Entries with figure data
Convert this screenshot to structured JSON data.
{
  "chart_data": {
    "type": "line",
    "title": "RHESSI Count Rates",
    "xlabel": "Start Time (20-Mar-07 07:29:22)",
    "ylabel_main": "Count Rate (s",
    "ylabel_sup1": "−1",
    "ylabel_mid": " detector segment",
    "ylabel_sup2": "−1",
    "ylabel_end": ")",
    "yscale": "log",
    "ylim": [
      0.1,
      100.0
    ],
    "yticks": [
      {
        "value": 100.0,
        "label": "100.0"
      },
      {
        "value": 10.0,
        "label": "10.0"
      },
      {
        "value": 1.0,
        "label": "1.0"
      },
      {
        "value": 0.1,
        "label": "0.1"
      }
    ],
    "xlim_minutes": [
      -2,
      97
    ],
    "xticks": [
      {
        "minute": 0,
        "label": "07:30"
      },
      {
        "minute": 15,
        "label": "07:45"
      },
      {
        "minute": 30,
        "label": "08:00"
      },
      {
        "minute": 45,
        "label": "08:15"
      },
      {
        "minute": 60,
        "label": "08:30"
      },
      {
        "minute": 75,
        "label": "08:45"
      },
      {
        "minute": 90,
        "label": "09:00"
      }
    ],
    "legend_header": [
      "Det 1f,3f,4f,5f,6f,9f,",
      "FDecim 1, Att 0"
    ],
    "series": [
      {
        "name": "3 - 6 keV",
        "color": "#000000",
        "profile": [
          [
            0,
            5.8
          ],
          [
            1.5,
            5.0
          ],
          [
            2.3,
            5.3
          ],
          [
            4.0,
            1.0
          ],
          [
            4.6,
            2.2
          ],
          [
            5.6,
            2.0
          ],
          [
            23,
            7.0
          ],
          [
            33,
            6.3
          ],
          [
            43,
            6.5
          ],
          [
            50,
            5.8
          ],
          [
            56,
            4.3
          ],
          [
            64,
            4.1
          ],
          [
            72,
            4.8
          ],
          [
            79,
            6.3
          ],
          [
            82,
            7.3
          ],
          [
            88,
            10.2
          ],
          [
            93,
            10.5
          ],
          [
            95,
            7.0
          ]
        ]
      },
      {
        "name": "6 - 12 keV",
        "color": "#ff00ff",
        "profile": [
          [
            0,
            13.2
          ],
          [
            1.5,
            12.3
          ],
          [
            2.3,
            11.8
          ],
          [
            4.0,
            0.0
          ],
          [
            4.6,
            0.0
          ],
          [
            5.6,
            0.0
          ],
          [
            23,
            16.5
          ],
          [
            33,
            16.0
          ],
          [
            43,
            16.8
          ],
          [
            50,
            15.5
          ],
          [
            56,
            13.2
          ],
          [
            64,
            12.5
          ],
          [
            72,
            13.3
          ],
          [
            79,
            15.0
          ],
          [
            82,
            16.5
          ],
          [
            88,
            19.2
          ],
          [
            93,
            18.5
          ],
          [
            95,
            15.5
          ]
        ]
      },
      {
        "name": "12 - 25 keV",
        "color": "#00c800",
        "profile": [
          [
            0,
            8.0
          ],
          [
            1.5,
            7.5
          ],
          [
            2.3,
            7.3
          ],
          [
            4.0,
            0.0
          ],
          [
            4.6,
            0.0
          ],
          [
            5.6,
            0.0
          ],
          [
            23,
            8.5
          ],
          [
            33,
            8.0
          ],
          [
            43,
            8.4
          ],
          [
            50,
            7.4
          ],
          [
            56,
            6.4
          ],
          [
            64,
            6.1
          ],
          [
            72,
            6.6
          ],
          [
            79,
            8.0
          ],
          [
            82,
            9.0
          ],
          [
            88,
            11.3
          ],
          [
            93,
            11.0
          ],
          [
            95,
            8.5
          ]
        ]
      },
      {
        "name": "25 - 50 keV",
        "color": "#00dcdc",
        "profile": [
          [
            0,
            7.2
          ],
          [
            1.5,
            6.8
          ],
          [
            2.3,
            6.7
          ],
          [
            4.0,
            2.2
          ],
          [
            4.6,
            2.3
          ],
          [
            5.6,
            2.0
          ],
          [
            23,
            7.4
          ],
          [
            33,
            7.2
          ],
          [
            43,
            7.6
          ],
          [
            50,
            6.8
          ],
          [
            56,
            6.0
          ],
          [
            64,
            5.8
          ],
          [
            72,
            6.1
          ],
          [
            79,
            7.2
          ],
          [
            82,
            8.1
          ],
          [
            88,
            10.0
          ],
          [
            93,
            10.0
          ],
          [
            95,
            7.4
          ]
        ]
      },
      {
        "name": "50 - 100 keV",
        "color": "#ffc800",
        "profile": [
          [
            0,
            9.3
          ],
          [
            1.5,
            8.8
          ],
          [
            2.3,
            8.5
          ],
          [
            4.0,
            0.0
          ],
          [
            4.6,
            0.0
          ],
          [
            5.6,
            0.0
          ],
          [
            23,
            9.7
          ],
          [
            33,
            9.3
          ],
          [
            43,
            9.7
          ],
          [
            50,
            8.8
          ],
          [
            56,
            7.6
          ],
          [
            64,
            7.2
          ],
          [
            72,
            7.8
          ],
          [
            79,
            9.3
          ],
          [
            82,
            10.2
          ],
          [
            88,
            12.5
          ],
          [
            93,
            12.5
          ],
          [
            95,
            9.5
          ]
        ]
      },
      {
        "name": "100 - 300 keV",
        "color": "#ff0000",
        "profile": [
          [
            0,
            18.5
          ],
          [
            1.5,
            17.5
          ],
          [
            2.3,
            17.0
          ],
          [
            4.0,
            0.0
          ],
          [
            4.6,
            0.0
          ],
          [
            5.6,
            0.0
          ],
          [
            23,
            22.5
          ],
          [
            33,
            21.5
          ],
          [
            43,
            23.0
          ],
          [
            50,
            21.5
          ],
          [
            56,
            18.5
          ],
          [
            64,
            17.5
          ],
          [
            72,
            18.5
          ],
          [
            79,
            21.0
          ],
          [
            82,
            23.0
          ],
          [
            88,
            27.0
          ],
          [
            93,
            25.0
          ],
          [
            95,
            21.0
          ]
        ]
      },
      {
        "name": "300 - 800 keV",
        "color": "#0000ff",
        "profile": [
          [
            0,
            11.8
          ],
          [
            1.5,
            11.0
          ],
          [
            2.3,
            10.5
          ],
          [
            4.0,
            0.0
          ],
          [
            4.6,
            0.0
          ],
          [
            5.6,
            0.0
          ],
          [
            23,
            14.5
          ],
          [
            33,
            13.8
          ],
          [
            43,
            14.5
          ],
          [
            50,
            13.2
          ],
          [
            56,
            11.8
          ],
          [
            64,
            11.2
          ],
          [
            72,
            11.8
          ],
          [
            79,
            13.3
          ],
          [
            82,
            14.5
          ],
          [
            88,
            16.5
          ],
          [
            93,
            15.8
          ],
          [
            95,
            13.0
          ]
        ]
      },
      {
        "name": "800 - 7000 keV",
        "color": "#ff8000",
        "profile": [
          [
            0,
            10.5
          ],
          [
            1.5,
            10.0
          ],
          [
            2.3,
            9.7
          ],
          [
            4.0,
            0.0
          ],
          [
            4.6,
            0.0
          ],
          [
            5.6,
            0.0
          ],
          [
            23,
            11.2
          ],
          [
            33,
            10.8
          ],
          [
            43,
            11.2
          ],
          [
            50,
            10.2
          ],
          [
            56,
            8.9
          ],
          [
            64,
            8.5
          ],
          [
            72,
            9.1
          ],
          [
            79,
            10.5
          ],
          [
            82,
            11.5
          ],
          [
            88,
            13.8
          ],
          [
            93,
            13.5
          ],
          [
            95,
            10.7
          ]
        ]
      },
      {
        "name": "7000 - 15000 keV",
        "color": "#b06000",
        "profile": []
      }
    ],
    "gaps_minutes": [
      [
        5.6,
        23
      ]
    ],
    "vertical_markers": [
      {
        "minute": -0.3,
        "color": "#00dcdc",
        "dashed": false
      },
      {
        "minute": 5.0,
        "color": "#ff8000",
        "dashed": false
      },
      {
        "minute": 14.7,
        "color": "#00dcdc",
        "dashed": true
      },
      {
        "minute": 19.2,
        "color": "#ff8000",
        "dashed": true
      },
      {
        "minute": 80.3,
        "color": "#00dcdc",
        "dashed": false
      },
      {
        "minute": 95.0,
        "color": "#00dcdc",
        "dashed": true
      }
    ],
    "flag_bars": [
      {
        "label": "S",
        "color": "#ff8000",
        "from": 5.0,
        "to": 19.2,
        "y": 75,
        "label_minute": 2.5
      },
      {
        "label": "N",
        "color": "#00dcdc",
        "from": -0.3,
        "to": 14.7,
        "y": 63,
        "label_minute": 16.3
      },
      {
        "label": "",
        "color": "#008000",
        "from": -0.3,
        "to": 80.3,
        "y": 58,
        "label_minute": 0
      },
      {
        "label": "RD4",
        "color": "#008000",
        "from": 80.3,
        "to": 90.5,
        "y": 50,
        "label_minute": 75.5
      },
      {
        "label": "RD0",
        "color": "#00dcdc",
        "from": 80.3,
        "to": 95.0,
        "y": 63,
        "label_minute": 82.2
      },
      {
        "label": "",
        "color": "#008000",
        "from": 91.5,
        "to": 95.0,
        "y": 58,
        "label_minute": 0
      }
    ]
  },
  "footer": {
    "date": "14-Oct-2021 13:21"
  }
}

Stated goal >>
Copy out each line of the records that holds the string "Count".

Solution to the problem >>
    "title": "RHESSI Count Rates",
    "ylabel_main": "Count Rate (s",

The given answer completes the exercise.